> [Short exercise]:
Keep only the lines where "Préfecture" appears.
**** Listed records
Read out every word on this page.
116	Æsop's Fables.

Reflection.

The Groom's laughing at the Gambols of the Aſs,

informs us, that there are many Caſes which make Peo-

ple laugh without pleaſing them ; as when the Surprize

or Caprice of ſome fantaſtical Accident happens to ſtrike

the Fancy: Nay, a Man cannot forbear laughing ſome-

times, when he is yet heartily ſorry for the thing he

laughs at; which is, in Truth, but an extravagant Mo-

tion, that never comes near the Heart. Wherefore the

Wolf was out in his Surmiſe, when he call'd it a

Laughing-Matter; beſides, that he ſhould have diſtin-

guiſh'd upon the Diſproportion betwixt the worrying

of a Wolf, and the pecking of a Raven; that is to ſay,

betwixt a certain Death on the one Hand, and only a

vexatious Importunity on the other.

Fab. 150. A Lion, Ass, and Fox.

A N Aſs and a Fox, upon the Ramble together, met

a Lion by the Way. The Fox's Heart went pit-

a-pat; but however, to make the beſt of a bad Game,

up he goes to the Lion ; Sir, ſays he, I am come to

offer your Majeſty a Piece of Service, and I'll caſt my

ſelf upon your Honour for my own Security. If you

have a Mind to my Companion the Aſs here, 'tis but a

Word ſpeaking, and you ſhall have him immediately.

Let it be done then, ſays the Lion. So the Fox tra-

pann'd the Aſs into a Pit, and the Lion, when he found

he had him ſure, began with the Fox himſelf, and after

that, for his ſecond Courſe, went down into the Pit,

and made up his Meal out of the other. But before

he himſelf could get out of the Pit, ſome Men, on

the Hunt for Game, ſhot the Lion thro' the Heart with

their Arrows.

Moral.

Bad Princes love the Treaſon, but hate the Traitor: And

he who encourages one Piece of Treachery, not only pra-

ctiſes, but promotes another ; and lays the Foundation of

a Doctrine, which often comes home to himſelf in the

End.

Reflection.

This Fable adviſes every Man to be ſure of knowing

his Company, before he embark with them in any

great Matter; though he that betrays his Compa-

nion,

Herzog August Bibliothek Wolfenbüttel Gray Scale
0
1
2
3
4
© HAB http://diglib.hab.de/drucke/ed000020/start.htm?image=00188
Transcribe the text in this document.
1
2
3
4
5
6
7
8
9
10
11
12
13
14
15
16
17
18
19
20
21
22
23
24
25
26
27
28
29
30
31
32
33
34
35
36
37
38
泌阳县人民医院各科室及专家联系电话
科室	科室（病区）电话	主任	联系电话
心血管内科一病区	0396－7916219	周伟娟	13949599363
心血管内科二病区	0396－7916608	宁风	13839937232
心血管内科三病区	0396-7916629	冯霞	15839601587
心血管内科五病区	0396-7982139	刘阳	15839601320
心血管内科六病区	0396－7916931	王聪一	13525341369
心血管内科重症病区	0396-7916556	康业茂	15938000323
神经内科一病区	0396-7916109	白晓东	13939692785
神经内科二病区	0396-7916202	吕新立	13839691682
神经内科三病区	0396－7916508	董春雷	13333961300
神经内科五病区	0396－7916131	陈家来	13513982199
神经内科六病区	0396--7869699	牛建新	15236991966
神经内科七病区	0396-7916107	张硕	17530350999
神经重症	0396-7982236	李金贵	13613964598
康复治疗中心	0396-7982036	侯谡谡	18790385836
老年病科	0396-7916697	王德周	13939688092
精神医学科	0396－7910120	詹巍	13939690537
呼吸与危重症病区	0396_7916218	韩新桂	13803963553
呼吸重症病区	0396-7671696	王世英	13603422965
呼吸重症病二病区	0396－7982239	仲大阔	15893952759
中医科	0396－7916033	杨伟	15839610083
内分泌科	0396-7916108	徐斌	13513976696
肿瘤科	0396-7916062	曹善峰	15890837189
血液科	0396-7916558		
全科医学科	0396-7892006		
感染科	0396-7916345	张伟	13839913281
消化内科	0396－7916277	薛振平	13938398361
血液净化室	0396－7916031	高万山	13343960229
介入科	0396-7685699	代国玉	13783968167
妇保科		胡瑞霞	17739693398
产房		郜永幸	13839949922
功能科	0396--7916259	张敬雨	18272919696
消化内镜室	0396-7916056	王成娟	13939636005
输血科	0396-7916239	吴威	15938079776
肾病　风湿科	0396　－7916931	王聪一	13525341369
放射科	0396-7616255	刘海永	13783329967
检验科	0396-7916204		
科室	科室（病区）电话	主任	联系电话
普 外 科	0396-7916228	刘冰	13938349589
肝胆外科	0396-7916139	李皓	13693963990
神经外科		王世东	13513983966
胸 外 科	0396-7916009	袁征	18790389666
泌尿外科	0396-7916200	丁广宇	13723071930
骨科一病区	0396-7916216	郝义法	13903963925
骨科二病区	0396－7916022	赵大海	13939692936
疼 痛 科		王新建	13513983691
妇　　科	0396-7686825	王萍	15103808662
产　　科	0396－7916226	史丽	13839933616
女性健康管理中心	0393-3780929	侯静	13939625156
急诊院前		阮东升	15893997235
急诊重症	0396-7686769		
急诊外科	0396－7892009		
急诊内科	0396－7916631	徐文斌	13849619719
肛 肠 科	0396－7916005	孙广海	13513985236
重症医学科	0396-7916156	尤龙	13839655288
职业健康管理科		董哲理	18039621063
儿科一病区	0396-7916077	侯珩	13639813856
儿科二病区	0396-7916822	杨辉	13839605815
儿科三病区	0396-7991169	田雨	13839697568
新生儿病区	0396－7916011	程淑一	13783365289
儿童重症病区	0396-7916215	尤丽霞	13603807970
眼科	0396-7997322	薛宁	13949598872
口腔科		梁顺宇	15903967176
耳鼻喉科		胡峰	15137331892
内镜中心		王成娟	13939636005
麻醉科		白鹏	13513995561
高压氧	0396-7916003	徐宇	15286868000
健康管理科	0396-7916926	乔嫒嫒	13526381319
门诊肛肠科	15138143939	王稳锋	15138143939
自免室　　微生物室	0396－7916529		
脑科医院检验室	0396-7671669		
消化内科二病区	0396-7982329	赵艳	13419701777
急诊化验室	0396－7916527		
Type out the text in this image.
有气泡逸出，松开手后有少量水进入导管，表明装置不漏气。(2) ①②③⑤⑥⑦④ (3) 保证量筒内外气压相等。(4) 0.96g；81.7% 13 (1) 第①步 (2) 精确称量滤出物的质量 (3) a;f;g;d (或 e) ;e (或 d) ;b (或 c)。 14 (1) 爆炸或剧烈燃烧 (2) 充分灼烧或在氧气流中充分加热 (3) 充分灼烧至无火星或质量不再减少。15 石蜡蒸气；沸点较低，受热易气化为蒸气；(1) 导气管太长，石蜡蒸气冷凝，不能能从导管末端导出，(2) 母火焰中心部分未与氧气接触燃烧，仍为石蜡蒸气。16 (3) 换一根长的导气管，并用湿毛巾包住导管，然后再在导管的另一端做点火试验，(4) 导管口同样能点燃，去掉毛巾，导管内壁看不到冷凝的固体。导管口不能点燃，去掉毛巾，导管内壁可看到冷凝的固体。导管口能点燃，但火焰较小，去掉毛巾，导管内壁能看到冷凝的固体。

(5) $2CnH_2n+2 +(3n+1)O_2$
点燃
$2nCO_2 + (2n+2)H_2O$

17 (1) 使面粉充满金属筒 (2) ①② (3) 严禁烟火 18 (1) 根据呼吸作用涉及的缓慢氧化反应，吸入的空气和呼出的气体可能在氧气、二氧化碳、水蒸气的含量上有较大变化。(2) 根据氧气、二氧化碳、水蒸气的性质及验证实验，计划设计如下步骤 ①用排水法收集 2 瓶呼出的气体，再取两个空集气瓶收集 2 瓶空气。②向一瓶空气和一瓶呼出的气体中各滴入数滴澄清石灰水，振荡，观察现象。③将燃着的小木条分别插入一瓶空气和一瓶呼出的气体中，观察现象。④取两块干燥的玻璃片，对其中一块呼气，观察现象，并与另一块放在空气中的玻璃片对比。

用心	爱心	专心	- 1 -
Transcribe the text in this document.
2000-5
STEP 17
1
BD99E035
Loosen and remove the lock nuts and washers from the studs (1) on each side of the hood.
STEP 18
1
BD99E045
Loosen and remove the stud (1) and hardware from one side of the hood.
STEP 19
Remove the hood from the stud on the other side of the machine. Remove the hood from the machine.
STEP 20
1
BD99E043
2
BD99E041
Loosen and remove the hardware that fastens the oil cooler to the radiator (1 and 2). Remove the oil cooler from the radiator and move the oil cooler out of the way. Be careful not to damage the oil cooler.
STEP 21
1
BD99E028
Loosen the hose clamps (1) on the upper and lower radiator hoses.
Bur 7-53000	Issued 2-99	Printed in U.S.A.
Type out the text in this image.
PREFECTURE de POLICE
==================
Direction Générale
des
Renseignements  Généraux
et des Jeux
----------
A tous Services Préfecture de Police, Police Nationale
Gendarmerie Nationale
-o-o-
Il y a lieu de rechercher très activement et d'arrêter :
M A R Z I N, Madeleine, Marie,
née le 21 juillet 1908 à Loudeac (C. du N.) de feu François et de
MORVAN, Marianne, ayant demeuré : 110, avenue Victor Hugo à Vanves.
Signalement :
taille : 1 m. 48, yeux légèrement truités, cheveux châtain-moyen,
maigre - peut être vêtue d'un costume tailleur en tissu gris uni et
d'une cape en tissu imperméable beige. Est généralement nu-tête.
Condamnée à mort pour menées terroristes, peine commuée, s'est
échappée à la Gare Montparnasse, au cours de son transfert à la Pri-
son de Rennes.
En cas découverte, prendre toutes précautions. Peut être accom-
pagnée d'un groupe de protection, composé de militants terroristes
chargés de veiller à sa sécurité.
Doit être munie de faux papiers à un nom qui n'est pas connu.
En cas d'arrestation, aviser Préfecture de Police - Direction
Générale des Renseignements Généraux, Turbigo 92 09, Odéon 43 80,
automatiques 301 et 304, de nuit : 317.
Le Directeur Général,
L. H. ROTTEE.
********
> [Complete answer]:
A tous Services Préfecture de Police, Police Nationale
En cas d'arrestation, aviser Préfecture de Police - Direction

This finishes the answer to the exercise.